GOAL. Lines containing the string "繁衍增长" are to be counted. Write only how many there are.

* START EXTRACTED ENTRIES *

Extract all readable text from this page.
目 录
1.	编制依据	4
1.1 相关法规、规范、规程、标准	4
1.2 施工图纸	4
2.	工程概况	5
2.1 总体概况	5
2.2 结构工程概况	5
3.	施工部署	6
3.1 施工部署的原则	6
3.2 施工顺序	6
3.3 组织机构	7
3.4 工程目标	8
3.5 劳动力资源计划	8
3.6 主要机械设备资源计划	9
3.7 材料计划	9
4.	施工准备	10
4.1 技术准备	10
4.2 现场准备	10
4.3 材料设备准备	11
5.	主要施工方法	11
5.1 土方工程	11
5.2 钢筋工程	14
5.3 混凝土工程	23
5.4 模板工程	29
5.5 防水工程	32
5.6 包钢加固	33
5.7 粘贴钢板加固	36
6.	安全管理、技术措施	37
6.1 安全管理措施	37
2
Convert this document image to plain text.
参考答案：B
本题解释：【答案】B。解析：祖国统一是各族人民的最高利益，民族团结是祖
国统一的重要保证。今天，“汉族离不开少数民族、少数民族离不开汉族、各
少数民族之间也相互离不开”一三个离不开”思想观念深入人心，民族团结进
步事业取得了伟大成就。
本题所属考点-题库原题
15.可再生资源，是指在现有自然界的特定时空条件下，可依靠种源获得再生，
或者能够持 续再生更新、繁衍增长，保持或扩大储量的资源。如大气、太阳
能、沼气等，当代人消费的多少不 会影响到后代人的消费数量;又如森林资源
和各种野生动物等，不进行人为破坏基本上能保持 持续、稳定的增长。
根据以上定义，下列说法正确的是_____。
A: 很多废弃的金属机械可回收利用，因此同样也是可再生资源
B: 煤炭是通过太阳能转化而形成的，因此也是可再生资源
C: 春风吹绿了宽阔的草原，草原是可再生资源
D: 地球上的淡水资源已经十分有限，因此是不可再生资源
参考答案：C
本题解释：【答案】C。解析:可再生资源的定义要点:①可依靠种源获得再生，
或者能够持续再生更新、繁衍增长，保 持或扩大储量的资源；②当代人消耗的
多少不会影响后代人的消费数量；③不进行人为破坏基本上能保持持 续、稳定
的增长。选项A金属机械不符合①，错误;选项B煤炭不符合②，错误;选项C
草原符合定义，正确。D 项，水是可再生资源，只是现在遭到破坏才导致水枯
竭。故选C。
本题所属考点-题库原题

* END EXTRACTED ENTRIES *

RESULT OF THE TASK. 2